■ WORK TO COMPLETE
Extract every entry word for word.

[Data entries for graphics]
····················

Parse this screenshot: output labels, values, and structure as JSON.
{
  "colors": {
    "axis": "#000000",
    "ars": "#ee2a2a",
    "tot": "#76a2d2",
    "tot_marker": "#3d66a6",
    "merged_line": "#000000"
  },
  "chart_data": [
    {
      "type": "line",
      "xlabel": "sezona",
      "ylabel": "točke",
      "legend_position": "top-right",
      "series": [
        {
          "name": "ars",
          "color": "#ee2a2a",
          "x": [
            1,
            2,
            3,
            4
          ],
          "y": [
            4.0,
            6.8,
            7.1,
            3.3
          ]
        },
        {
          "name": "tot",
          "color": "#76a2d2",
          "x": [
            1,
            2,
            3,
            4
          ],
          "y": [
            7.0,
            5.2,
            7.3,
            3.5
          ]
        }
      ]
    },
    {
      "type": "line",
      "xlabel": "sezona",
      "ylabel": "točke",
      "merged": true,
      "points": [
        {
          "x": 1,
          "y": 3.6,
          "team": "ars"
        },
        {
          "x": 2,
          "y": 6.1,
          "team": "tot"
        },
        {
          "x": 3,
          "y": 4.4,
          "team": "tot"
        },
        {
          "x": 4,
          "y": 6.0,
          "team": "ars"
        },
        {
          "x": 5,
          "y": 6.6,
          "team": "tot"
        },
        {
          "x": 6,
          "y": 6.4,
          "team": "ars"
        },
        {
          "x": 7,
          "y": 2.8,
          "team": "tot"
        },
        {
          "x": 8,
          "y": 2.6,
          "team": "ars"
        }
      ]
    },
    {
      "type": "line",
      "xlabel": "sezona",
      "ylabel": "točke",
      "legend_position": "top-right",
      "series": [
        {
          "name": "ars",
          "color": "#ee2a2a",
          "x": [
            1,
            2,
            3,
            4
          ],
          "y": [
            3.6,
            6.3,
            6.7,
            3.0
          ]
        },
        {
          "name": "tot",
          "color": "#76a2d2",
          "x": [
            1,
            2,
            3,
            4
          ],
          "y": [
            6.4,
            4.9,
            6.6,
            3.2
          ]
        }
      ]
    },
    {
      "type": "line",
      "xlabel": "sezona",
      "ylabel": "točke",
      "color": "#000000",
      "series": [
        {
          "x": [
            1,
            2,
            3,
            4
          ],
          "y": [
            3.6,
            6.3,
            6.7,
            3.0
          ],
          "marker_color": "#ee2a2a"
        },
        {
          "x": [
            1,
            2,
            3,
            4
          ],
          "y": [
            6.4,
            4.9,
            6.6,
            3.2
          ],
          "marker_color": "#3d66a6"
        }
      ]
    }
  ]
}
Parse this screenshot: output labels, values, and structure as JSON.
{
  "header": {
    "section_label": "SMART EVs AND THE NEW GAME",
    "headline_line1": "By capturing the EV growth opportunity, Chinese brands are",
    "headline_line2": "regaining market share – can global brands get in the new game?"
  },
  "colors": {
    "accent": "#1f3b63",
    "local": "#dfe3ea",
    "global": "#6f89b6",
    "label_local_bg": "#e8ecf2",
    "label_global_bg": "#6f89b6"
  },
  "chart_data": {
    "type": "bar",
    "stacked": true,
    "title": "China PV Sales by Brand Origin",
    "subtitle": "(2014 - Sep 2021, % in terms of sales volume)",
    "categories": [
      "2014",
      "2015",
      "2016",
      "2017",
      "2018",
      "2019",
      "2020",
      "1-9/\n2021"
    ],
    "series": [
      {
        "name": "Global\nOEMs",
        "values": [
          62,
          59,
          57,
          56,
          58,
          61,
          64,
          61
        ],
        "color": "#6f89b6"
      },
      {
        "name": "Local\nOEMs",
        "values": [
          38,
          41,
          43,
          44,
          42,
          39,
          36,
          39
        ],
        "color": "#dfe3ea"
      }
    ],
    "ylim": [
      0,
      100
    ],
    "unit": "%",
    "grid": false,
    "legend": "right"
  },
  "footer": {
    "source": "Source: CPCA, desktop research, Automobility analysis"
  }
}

····················

■ RESULT OF THIS EXERCISE
Parse this screenshot: output labels, values, and structure as JSON.
{
  "colors": {
    "axis": "#000000",
    "ars": "#ee2a2a",
    "tot": "#76a2d2",
    "tot_marker": "#3d66a6",
    "merged_line": "#000000"
  },
  "chart_data": [
    {
      "type": "line",
      "xlabel": "sezona",
      "ylabel": "točke",
      "legend_position": "top-right",
      "series": [
        {
          "name": "ars",
          "color": "#ee2a2a",
          "x": [
            1,
            2,
            3,
            4
          ],
          "y": [
            4.0,
            6.8,
            7.1,
            3.3
          ]
        },
        {
          "name": "tot",
          "color": "#76a2d2",
          "x": [
            1,
            2,
            3,
            4
          ],
          "y": [
            7.0,
            5.2,
            7.3,
            3.5
          ]
        }
      ]
    },
    {
      "type": "line",
      "xlabel": "sezona",
      "ylabel": "točke",
      "merged": true,
      "points": [
        {
          "x": 1,
          "y": 3.6,
          "team": "ars"
        },
        {
          "x": 2,
          "y": 6.1,
          "team": "tot"
        },
        {
          "x": 3,
          "y": 4.4,
          "team": "tot"
        },
        {
          "x": 4,
          "y": 6.0,
          "team": "ars"
        },
        {
          "x": 5,
          "y": 6.6,
          "team": "tot"
        },
        {
          "x": 6,
          "y": 6.4,
          "team": "ars"
        },
        {
          "x": 7,
          "y": 2.8,
          "team": "tot"
        },
        {
          "x": 8,
          "y": 2.6,
          "team": "ars"
        }
      ]
    },
    {
      "type": "line",
      "xlabel": "sezona",
      "ylabel": "točke",
      "legend_position": "top-right",
      "series": [
        {
          "name": "ars",
          "color": "#ee2a2a",
          "x": [
            1,
            2,
            3,
            4
          ],
          "y": [
            3.6,
            6.3,
            6.7,
            3.0
          ]
        },
        {
          "name": "tot",
          "color": "#76a2d2",
          "x": [
            1,
            2,
            3,
            4
          ],
          "y": [
            6.4,
            4.9,
            6.6,
            3.2
          ]
        }
      ]
    },
    {
      "type": "line",
      "xlabel": "sezona",
      "ylabel": "točke",
      "color": "#000000",
      "series": [
        {
          "x": [
            1,
            2,
            3,
            4
          ],
          "y": [
            3.6,
            6.3,
            6.7,
            3.0
          ],
          "marker_color": "#ee2a2a"
        },
        {
          "x": [
            1,
            2,
            3,
            4
          ],
          "y": [
            6.4,
            4.9,
            6.6,
            3.2
          ],
          "marker_color": "#3d66a6"
        }
      ]
    }
  ]
}
Parse this screenshot: output labels, values, and structure as JSON.
{
  "header": {
    "section_label": "SMART EVs AND THE NEW GAME",
    "headline_line1": "By capturing the EV growth opportunity, Chinese brands are",
    "headline_line2": "regaining market share – can global brands get in the new game?"
  },
  "colors": {
    "accent": "#1f3b63",
    "local": "#dfe3ea",
    "global": "#6f89b6",
    "label_local_bg": "#e8ecf2",
    "label_global_bg": "#6f89b6"
  },
  "chart_data": {
    "type": "bar",
    "stacked": true,
    "title": "China PV Sales by Brand Origin",
    "subtitle": "(2014 - Sep 2021, % in terms of sales volume)",
    "categories": [
      "2014",
      "2015",
      "2016",
      "2017",
      "2018",
      "2019",
      "2020",
      "1-9/\n2021"
    ],
    "series": [
      {
        "name": "Global\nOEMs",
        "values": [
          62,
          59,
          57,
          56,
          58,
          61,
          64,
          61
        ],
        "color": "#6f89b6"
      },
      {
        "name": "Local\nOEMs",
        "values": [
          38,
          41,
          43,
          44,
          42,
          39,
          36,
          39
        ],
        "color": "#dfe3ea"
      }
    ],
    "ylim": [
      0,
      100
    ],
    "unit": "%",
    "grid": false,
    "legend": "right"
  },
  "footer": {
    "source": "Source: CPCA, desktop research, Automobility analysis"
  }
}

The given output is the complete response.